> _What is asked_:
Transcribe everything in the data word for word. Pictures are left out.

> _Data in this exercise_:

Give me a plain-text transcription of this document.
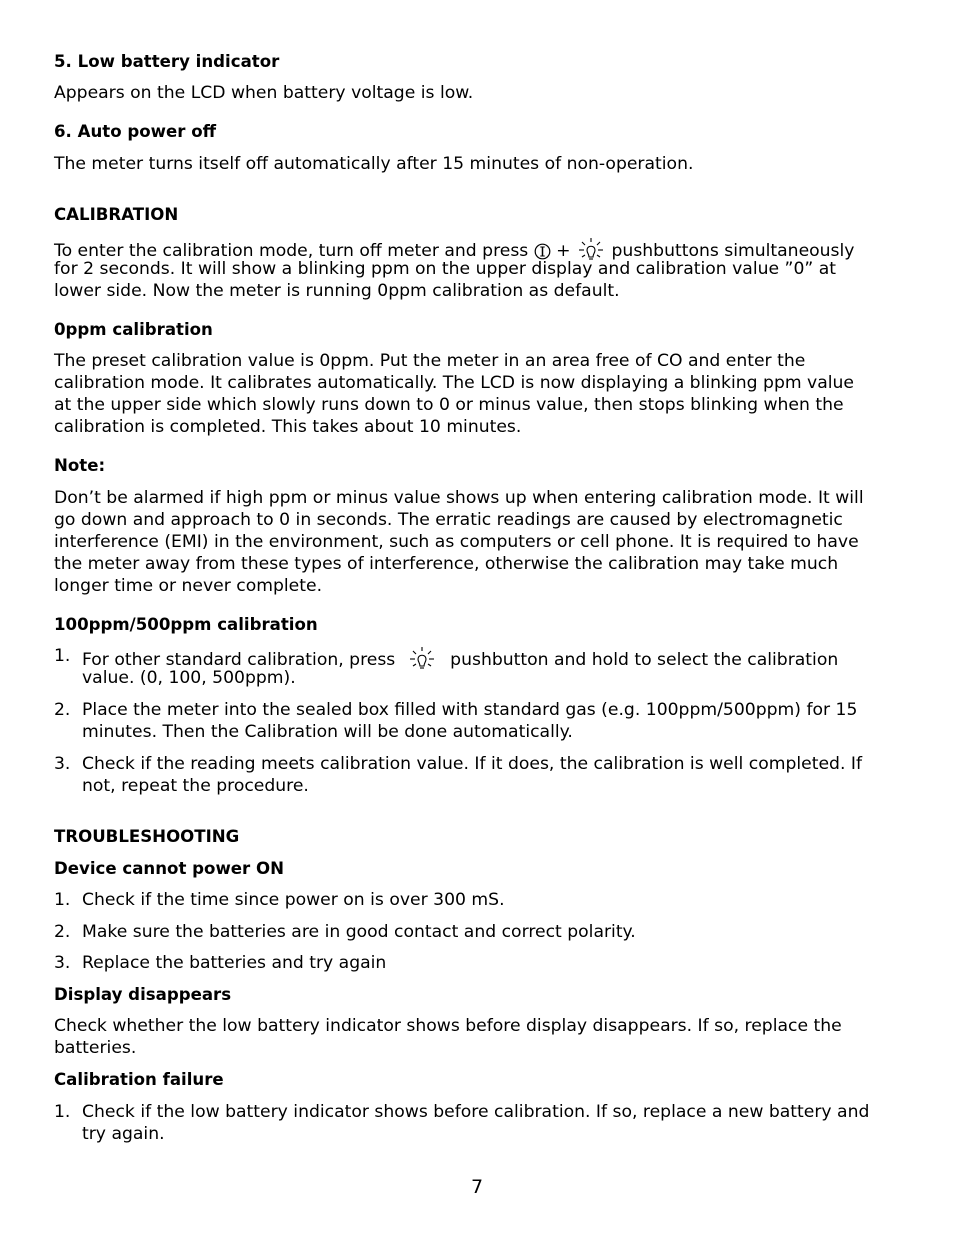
5. Low battery indicator
Appears on the LCD when battery voltage is low.
6. Auto power off
The meter turns itself off automatically after 15 minutes of non-operation.
CALIBRATION
To enter the calibration mode, turn off meter and press  +  pushbuttons simultaneously
for 2 seconds. It will show a blinking ppm on the upper display and calibration value ”0” at
lower side. Now the meter is running 0ppm calibration as default.
0ppm calibration
The preset calibration value is 0ppm. Put the meter in an area free of CO and enter the
calibration mode. It calibrates automatically. The LCD is now displaying a blinking ppm value
at the upper side which slowly runs down to 0 or minus value, then stops blinking when the
calibration is completed. This takes about 10 minutes.
Note:
Don’t be alarmed if high ppm or minus value shows up when entering calibration mode. It will
go down and approach to 0 in seconds. The erratic readings are caused by electromagnetic
interference (EMI) in the environment, such as computers or cell phone. It is required to have
the meter away from these types of interference, otherwise the calibration may take much
longer time or never complete.
100ppm/500ppm calibration
1. For other standard calibration, press	pushbutton and hold to select the calibration
value. (0, 100, 500ppm).
2. Place the meter into the sealed box filled with standard gas (e.g. 100ppm/500ppm) for 15
minutes. Then the Calibration will be done automatically.
3. Check if the reading meets calibration value. If it does, the calibration is well completed. If
not, repeat the procedure.
TROUBLESHOOTING
Device cannot power ON
1. Check if the time since power on is over 300 mS.
2. Make sure the batteries are in good contact and correct polarity.
3. Replace the batteries and try again
Display disappears
Check whether the low battery indicator shows before display disappears. If so, replace the
batteries.
Calibration failure
1. Check if the low battery indicator shows before calibration. If so, replace a new battery and
try again.
7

> _Exercise answer_:
Give me a plain-text transcription of this document.
5. Low battery indicator
Appears on the LCD when battery voltage is low.
6. Auto power off
The meter turns itself off automatically after 15 minutes of non-operation.
CALIBRATION
To enter the calibration mode, turn off meter and press  +  pushbuttons simultaneously
for 2 seconds. It will show a blinking ppm on the upper display and calibration value ”0” at
lower side. Now the meter is running 0ppm calibration as default.
0ppm calibration
The preset calibration value is 0ppm. Put the meter in an area free of CO and enter the
calibration mode. It calibrates automatically. The LCD is now displaying a blinking ppm value
at the upper side which slowly runs down to 0 or minus value, then stops blinking when the
calibration is completed. This takes about 10 minutes.
Note:
Don’t be alarmed if high ppm or minus value shows up when entering calibration mode. It will
go down and approach to 0 in seconds. The erratic readings are caused by electromagnetic
interference (EMI) in the environment, such as computers or cell phone. It is required to have
the meter away from these types of interference, otherwise the calibration may take much
longer time or never complete.
100ppm/500ppm calibration
1. For other standard calibration, press	pushbutton and hold to select the calibration
value. (0, 100, 500ppm).
2. Place the meter into the sealed box filled with standard gas (e.g. 100ppm/500ppm) for 15
minutes. Then the Calibration will be done automatically.
3. Check if the reading meets calibration value. If it does, the calibration is well completed. If
not, repeat the procedure.
TROUBLESHOOTING
Device cannot power ON
1. Check if the time since power on is over 300 mS.
2. Make sure the batteries are in good contact and correct polarity.
3. Replace the batteries and try again
Display disappears
Check whether the low battery indicator shows before display disappears. If so, replace the
batteries.
Calibration failure
1. Check if the low battery indicator shows before calibration. If so, replace a new battery and
try again.
7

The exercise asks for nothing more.